§ Exercise prompt
Copy each line of the records below that mentions the word "como".

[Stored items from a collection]
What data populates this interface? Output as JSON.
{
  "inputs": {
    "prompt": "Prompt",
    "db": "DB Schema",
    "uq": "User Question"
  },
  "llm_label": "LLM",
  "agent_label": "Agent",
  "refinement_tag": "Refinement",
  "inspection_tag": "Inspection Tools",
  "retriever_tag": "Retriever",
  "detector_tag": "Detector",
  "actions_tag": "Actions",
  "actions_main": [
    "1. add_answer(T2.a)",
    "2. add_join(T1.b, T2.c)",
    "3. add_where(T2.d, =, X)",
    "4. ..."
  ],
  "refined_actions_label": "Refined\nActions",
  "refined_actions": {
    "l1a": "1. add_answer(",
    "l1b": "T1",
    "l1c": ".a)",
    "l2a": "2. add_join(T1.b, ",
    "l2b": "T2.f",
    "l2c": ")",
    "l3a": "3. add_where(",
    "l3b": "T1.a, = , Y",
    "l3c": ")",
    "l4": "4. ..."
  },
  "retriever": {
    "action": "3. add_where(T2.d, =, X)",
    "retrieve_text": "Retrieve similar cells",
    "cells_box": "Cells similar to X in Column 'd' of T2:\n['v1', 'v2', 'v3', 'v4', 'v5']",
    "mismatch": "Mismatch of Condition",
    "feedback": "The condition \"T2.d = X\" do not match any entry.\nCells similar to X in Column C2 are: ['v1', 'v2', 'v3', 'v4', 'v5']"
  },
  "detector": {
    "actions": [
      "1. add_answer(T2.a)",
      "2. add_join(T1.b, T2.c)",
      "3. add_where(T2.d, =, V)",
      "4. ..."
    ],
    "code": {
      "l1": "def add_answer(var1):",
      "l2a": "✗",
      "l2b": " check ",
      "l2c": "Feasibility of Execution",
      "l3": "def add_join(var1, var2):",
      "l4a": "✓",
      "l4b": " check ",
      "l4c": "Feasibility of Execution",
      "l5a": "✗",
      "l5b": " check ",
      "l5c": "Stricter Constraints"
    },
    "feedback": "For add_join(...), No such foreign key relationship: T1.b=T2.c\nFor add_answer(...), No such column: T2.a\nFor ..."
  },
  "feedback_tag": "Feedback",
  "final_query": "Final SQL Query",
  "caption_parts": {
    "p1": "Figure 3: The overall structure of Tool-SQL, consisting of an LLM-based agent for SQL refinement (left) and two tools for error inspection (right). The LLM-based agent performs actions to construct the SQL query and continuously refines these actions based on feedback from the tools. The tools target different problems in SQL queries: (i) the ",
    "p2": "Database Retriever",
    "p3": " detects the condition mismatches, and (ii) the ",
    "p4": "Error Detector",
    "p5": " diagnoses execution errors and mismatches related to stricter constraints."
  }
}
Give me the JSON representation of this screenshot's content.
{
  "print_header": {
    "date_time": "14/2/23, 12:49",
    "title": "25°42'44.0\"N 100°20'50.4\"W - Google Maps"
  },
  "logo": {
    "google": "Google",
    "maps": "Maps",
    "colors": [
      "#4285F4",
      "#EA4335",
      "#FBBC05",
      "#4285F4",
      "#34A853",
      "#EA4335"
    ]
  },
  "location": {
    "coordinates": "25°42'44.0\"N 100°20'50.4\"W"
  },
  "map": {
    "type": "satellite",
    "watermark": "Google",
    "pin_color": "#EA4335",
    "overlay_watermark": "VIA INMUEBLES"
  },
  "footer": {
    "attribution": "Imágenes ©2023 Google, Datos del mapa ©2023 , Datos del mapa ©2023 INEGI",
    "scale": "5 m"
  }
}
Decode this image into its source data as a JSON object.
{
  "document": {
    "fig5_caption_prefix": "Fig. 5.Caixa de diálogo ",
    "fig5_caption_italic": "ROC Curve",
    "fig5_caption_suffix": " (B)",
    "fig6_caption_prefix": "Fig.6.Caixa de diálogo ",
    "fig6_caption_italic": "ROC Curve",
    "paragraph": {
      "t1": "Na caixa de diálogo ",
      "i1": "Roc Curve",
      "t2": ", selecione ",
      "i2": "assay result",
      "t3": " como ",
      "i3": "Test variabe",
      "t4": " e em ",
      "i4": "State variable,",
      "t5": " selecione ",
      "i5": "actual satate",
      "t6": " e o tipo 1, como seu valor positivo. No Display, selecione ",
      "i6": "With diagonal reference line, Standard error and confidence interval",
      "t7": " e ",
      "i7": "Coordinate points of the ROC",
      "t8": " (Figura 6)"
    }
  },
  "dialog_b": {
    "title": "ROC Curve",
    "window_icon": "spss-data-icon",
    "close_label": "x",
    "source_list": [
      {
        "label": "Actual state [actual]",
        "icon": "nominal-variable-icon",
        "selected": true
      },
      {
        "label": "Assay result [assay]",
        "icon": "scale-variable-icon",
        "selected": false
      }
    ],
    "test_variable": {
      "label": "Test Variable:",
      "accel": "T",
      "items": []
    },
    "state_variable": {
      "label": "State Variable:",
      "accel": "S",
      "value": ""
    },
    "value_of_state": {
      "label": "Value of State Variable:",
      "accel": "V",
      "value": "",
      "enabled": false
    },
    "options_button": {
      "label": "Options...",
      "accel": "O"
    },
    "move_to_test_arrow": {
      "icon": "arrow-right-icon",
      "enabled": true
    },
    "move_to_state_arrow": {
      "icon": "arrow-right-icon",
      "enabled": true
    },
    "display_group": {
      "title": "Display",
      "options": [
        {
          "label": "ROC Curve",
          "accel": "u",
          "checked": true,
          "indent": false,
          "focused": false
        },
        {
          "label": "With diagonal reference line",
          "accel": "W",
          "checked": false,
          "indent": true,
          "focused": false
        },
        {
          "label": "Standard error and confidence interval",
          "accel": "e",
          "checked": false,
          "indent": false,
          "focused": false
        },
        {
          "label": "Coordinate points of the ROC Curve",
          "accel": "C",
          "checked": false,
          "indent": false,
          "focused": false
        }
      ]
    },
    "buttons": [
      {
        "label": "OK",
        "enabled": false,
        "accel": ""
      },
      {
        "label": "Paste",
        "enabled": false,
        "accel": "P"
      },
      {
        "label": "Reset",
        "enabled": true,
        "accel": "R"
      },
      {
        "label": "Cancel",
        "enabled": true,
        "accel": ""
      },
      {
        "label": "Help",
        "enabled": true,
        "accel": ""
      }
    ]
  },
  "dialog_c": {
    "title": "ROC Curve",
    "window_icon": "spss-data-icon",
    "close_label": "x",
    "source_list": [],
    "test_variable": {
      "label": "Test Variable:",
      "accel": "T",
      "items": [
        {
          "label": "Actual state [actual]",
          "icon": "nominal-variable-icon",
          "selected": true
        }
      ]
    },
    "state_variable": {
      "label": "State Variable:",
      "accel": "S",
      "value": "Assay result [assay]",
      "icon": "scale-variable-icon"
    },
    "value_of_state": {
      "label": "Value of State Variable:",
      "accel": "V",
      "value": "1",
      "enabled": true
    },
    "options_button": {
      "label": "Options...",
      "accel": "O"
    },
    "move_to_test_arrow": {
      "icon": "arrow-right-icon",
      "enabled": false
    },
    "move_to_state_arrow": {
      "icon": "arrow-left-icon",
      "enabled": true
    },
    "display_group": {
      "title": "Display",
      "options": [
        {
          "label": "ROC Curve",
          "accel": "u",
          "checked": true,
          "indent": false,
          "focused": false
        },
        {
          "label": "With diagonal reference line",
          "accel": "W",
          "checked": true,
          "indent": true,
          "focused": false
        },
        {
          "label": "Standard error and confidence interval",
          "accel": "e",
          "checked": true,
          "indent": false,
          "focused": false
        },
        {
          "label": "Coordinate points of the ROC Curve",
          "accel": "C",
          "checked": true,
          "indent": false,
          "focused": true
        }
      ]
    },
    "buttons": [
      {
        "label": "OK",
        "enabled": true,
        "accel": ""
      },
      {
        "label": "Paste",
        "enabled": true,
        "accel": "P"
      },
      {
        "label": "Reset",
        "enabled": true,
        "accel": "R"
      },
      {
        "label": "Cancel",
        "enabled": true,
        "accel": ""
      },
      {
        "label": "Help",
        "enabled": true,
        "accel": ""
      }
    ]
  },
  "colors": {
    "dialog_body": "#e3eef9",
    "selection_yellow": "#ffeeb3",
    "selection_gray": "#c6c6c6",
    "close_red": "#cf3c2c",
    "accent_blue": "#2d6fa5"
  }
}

§ Response area
      "t3": " como ",
      "t6": " e o tipo 1, como seu valor positivo. No Display, selecione ",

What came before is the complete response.